(Collected data)
>> START

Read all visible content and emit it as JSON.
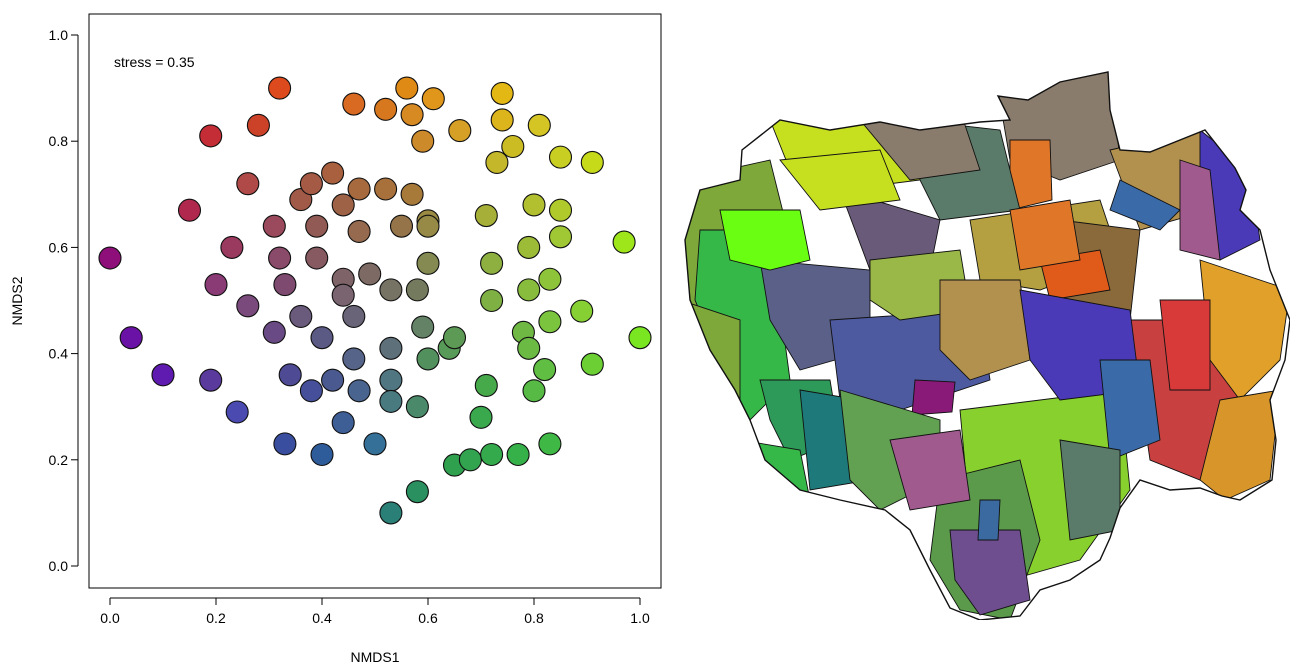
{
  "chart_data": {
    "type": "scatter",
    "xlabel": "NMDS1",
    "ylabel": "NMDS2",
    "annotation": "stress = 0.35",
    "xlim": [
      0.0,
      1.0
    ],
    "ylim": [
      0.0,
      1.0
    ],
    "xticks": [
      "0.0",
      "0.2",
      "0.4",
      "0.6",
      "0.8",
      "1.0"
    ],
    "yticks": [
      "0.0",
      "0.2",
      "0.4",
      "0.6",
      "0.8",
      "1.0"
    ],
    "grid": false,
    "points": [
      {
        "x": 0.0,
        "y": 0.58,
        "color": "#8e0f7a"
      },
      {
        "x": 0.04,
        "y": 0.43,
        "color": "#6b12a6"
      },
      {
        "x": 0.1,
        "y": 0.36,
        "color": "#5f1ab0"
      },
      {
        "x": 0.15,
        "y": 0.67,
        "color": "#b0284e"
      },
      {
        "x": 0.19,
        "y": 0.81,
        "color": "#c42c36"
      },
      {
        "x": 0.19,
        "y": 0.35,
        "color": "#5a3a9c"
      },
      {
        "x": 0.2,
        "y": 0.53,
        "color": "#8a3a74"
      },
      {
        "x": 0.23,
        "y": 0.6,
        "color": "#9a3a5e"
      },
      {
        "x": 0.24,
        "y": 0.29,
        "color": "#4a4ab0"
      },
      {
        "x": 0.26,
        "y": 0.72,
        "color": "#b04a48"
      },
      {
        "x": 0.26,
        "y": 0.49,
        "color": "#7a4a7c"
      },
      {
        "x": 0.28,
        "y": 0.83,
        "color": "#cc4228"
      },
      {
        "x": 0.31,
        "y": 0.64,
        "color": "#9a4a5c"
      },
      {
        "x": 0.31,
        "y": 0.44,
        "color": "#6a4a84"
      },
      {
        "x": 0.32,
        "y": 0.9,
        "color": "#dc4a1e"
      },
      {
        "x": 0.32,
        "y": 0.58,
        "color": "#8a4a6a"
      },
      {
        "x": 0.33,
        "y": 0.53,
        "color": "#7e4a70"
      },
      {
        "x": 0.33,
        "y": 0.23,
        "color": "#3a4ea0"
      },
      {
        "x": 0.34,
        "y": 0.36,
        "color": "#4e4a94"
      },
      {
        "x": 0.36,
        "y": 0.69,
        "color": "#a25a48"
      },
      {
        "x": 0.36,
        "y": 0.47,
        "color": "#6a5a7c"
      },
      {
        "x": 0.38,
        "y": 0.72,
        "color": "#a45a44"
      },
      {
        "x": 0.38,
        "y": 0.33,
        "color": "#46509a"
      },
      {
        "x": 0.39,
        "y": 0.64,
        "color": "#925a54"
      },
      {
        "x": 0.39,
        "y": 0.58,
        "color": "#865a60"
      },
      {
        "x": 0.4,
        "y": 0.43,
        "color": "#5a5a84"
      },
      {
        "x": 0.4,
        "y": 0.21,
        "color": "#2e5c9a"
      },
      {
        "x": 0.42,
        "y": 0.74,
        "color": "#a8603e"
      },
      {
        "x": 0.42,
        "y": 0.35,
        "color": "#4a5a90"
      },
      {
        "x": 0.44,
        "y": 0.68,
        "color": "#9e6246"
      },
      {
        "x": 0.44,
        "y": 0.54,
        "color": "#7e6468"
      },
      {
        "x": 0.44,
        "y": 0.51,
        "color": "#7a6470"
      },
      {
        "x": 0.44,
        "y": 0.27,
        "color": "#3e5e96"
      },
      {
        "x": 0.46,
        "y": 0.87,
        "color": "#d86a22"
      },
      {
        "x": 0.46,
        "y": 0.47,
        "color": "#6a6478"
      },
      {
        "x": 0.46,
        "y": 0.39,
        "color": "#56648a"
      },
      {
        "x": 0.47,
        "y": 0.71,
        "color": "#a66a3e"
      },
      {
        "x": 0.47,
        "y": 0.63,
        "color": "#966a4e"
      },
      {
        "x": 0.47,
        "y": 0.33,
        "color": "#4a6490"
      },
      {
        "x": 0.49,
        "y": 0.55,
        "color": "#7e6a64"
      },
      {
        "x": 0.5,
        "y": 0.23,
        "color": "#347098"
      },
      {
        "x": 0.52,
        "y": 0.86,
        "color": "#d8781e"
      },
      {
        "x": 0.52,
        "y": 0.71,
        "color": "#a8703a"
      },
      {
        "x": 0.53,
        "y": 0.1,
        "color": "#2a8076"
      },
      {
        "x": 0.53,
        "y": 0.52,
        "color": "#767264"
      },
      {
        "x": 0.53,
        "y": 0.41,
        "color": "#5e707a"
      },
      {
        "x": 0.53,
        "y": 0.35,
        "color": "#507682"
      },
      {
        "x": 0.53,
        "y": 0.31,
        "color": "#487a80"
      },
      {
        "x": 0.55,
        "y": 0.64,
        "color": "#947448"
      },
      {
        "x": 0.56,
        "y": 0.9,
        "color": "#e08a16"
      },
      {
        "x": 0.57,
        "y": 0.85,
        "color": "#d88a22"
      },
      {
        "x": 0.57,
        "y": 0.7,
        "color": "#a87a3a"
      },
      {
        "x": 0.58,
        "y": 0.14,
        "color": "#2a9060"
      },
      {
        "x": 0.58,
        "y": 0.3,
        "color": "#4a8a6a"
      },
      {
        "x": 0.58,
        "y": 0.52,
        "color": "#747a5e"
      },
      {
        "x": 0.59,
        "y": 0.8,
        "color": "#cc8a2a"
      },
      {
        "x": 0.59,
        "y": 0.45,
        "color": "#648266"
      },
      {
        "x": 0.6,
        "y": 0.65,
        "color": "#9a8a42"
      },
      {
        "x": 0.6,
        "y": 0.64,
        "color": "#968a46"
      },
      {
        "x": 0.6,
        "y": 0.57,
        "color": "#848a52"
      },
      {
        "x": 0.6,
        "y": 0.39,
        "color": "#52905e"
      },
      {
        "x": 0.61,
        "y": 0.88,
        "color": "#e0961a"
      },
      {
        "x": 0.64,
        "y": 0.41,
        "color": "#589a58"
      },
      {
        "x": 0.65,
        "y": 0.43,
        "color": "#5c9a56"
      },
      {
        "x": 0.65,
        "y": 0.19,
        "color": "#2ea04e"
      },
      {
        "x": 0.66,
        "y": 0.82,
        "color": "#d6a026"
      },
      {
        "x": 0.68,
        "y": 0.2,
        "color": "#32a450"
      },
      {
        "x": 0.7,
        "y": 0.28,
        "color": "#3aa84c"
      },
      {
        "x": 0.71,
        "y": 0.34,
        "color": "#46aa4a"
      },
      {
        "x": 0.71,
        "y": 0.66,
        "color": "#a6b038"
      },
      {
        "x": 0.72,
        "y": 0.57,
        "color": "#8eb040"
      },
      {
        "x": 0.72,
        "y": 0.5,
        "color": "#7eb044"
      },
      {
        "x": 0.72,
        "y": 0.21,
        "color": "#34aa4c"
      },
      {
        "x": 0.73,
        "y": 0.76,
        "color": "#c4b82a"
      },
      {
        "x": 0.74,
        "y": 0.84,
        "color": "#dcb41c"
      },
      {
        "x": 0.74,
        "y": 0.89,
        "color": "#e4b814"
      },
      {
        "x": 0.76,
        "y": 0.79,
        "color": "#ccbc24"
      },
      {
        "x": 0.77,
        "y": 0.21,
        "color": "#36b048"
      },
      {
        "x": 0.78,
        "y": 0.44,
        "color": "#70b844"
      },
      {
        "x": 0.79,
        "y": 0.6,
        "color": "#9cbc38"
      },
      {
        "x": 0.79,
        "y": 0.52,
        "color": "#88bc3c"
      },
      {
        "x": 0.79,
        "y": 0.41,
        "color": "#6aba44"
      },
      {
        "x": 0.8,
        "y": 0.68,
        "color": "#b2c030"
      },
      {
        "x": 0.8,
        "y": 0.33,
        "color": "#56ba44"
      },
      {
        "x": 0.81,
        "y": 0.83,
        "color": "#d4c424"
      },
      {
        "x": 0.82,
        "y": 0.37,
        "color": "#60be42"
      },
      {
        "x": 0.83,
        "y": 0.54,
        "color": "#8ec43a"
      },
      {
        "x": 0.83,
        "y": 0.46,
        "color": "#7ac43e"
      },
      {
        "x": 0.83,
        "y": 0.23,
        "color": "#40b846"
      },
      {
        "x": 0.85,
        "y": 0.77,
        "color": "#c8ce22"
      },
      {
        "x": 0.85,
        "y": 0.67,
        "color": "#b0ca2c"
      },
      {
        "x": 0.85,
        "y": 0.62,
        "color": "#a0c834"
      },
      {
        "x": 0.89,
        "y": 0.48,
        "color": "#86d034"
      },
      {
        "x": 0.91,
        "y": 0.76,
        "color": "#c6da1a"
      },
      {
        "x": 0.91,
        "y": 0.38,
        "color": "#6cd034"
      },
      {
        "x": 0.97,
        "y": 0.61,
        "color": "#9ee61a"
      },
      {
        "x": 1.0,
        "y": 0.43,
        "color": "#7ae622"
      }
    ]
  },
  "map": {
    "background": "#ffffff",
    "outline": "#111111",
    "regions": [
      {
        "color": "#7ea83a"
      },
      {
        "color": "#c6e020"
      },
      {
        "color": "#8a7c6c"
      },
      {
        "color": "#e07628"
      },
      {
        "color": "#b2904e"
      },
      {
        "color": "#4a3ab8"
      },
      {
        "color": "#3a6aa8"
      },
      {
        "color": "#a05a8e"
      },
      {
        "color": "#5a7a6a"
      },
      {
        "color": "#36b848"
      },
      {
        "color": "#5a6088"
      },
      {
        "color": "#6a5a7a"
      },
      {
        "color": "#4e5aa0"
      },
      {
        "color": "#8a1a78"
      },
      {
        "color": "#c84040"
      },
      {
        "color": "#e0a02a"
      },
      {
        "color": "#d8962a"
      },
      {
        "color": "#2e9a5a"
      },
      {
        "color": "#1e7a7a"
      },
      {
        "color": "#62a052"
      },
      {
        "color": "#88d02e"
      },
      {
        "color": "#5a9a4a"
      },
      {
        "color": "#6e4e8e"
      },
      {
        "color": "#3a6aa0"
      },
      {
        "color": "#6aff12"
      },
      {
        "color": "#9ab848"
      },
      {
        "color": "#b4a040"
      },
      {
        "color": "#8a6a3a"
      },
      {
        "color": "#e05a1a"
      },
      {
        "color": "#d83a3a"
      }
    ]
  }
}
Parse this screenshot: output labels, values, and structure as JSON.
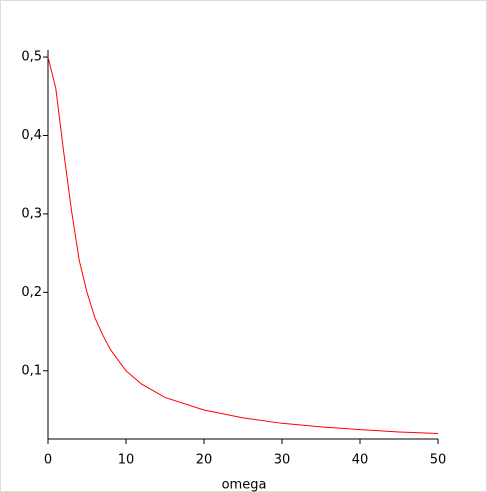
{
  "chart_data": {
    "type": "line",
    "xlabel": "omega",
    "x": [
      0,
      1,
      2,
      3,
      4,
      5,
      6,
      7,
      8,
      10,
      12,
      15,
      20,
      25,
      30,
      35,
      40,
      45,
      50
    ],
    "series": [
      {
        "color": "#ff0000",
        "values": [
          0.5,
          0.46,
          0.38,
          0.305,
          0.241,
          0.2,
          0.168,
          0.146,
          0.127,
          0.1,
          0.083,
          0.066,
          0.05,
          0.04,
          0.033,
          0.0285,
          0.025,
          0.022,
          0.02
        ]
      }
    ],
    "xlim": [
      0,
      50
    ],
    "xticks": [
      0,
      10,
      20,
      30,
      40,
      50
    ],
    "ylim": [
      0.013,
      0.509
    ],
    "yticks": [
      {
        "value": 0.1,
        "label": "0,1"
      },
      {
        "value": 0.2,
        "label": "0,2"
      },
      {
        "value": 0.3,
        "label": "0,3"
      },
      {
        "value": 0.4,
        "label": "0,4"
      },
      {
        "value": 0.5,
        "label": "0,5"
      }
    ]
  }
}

>> END

Go through the lines above. Select every one that has the string "values".

Parse this screenshot: output labels, values, and structure as JSON.
        "values": [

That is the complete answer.